EXERCISE
Repeat exactly, and only, the lines from the one holding "Output a JSON" through the last line of the records below.

THE DATA
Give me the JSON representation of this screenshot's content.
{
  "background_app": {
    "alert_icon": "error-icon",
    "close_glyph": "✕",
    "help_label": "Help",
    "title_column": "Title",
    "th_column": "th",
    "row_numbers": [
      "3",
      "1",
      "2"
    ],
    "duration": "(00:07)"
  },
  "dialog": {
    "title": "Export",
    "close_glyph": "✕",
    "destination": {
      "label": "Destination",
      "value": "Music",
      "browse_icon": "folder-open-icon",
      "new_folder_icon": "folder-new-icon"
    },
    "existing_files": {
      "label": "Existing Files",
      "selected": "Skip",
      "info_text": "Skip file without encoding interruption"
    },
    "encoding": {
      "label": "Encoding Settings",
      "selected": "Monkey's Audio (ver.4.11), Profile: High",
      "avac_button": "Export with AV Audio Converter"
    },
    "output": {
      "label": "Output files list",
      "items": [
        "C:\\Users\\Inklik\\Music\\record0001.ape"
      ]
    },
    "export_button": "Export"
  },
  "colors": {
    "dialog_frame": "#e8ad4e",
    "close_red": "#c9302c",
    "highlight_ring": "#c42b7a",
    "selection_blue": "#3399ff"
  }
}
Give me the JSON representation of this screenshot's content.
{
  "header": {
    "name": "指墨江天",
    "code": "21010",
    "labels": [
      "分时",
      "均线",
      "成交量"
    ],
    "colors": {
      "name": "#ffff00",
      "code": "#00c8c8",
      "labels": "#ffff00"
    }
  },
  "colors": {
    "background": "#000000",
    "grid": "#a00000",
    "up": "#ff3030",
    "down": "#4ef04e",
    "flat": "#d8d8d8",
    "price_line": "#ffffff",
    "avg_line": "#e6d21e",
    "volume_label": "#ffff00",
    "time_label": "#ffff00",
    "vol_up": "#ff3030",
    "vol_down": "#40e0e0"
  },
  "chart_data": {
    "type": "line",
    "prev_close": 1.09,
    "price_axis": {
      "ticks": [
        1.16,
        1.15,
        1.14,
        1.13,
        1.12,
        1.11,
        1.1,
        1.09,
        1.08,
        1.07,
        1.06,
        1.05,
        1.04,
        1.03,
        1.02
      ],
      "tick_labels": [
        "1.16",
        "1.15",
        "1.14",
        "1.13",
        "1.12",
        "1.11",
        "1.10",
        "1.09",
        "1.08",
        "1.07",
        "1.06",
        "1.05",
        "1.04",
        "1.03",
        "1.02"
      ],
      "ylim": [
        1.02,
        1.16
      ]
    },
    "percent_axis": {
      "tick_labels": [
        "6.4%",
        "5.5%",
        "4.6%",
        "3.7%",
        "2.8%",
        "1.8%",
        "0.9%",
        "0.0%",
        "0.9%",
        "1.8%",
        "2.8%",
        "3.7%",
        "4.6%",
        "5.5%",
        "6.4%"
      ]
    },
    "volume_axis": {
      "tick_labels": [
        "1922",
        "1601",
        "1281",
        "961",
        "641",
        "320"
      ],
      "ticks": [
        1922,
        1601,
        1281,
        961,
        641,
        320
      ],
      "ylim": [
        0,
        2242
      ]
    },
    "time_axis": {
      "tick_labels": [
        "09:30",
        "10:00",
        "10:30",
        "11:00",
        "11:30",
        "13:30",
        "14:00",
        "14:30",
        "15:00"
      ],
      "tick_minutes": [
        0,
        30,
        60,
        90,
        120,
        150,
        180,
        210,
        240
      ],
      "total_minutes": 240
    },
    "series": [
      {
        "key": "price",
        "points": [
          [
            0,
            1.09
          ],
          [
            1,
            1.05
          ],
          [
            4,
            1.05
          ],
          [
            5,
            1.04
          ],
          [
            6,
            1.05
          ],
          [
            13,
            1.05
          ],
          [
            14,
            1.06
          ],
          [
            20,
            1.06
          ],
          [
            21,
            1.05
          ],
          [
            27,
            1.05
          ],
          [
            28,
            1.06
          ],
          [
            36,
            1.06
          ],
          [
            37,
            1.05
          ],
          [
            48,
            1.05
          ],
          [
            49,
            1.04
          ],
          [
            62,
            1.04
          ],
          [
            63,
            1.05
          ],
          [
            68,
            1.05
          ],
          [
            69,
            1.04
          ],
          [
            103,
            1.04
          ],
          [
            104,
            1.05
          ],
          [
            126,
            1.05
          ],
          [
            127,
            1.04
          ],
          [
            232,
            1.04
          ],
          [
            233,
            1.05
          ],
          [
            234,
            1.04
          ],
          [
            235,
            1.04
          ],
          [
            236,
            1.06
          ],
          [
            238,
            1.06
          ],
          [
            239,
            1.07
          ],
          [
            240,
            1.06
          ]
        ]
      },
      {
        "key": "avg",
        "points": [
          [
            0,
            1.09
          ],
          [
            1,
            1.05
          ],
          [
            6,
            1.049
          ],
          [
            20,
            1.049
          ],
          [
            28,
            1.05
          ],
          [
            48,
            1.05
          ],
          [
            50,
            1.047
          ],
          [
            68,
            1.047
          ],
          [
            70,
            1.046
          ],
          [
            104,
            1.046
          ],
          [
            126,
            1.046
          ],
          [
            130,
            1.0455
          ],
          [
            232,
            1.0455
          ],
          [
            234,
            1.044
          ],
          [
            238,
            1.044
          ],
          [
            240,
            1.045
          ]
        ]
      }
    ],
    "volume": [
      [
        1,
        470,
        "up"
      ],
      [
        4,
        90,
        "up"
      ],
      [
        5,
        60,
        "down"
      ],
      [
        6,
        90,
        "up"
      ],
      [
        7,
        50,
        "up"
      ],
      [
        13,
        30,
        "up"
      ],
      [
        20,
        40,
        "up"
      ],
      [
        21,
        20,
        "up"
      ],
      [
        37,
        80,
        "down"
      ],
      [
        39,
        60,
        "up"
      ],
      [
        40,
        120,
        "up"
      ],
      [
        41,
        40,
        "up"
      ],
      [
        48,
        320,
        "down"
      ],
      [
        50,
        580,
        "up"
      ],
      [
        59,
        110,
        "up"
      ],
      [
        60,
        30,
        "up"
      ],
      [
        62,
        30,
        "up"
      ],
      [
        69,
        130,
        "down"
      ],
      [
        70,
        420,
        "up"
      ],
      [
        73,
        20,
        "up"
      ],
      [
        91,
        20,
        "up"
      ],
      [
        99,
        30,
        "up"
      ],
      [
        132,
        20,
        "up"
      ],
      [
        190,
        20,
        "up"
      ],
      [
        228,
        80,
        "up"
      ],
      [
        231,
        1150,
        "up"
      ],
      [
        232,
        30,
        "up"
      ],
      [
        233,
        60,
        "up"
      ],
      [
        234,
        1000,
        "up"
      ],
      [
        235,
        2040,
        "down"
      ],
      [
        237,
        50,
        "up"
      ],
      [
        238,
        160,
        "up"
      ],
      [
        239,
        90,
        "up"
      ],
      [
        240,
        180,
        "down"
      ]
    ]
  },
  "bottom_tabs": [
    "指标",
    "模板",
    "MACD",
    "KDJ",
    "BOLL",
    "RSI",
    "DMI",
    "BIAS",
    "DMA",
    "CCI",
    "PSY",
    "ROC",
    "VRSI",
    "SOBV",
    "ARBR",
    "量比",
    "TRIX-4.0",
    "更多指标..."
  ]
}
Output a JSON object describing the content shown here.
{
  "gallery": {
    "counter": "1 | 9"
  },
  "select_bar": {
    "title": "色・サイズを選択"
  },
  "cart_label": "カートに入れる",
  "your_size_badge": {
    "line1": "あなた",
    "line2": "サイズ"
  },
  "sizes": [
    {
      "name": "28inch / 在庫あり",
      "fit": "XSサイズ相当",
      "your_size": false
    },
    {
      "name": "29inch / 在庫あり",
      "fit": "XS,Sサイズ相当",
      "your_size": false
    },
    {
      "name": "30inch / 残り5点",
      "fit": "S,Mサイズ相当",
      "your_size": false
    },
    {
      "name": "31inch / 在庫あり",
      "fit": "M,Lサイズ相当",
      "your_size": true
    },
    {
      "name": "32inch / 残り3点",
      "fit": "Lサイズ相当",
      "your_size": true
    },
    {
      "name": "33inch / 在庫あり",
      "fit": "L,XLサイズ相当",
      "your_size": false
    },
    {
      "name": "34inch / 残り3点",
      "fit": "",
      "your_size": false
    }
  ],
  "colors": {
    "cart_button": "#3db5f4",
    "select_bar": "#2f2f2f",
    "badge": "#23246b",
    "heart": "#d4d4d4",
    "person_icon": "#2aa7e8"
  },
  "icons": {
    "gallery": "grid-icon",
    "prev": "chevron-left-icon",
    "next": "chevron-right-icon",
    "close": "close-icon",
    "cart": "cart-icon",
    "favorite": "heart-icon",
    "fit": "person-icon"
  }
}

RESPONSE BELOW
Output a JSON object describing the content shown here.
{
  "gallery": {
    "counter": "1 | 9"
  },
  "select_bar": {
    "title": "色・サイズを選択"
  },
  "cart_label": "カートに入れる",
  "your_size_badge": {
    "line1": "あなた",
    "line2": "サイズ"
  },
  "sizes": [
    {
      "name": "28inch / 在庫あり",
      "fit": "XSサイズ相当",
      "your_size": false
    },
    {
      "name": "29inch / 在庫あり",
      "fit": "XS,Sサイズ相当",
      "your_size": false
    },
    {
      "name": "30inch / 残り5点",
      "fit": "S,Mサイズ相当",
      "your_size": false
    },
    {
      "name": "31inch / 在庫あり",
      "fit": "M,Lサイズ相当",
      "your_size": true
    },
    {
      "name": "32inch / 残り3点",
      "fit": "Lサイズ相当",
      "your_size": true
    },
    {
      "name": "33inch / 在庫あり",
      "fit": "L,XLサイズ相当",
      "your_size": false
    },
    {
      "name": "34inch / 残り3点",
      "fit": "",
      "your_size": false
    }
  ],
  "colors": {
    "cart_button": "#3db5f4",
    "select_bar": "#2f2f2f",
    "badge": "#23246b",
    "heart": "#d4d4d4",
    "person_icon": "#2aa7e8"
  },
  "icons": {
    "gallery": "grid-icon",
    "prev": "chevron-left-icon",
    "next": "chevron-right-icon",
    "close": "close-icon",
    "cart": "cart-icon",
    "favorite": "heart-icon",
    "fit": "person-icon"
  }
}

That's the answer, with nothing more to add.